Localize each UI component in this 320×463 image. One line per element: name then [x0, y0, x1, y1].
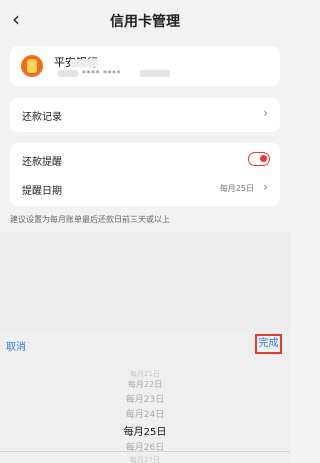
redacted-block — [70, 59, 98, 67]
card-number: **** **** — [82, 69, 122, 78]
redacted-block — [58, 70, 78, 77]
picker-option[interactable]: 每月24日 — [0, 407, 290, 420]
page-title: 信用卡管理 — [110, 14, 180, 30]
picker-option[interactable]: 每月26日 — [0, 440, 290, 453]
reminder-toggle[interactable] — [248, 152, 270, 166]
date-picker: 取消 完成 每月21日 每月22日 每月23日 每月24日 每月25日 每月26… — [0, 332, 290, 463]
redacted-block — [140, 70, 170, 77]
done-button[interactable]: 完成 — [255, 334, 282, 354]
chevron-right-icon: › — [263, 180, 268, 194]
repay-records-label: 还款记录 — [22, 112, 62, 123]
reminder-date-label: 提醒日期 — [22, 186, 62, 197]
repay-records-row[interactable]: 还款记录 › — [10, 98, 280, 132]
dim-overlay — [0, 232, 290, 332]
repay-reminder-label: 还款提醒 — [22, 157, 62, 168]
repay-records-card[interactable]: 还款记录 › — [10, 98, 280, 132]
day-wheel[interactable]: 每月21日 每月22日 每月23日 每月24日 每月25日 每月26日 每月27… — [0, 358, 290, 463]
picker-option[interactable]: 每月22日 — [0, 379, 290, 390]
chevron-right-icon: › — [263, 106, 268, 120]
reminder-date-value: 每月25日 — [219, 184, 254, 193]
bank-logo-icon — [21, 55, 43, 77]
reminder-card: 还款提醒 提醒日期 每月25日 › — [10, 143, 280, 206]
picker-option-selected[interactable]: 每月25日 — [0, 423, 290, 438]
picker-toolbar: 取消 完成 — [0, 332, 290, 358]
hint-text: 建议设置为每月账单最后还款日前三天或以上 — [10, 215, 170, 224]
picker-option[interactable]: 每月21日 — [0, 369, 290, 379]
reminder-date-row[interactable]: 提醒日期 每月25日 › — [10, 172, 280, 206]
bank-card[interactable]: 平安银行 **** **** — [10, 46, 280, 86]
cancel-button[interactable]: 取消 — [6, 338, 26, 353]
picker-option[interactable]: 每月27日 — [0, 455, 290, 463]
top-bar: ‹ 信用卡管理 — [0, 0, 290, 40]
toggle-knob — [260, 155, 267, 162]
picker-option[interactable]: 每月23日 — [0, 392, 290, 405]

Kurze Aufgabe ->
Schreib bitte die Zeilen unverändert noch einmal ab, beginnend mit der Zeile, die "redacted-block — [70, 59, 98, 67]" enthält, und weiter bis einschließlich der Zeile, die "done-button[interactable]: 完成 —" enthält.

Ergebnis der Aufgabe ->
redacted-block — [70, 59, 98, 67]
card-number: **** **** — [82, 69, 122, 78]
redacted-block — [58, 70, 78, 77]
picker-option[interactable]: 每月24日 — [0, 407, 290, 420]
page-title: 信用卡管理 — [110, 14, 180, 30]
picker-option[interactable]: 每月26日 — [0, 440, 290, 453]
reminder-toggle[interactable] — [248, 152, 270, 166]
date-picker: 取消 完成 每月21日 每月22日 每月23日 每月24日 每月25日 每月26… — [0, 332, 290, 463]
redacted-block — [140, 70, 170, 77]
done-button[interactable]: 完成 — [255, 334, 282, 354]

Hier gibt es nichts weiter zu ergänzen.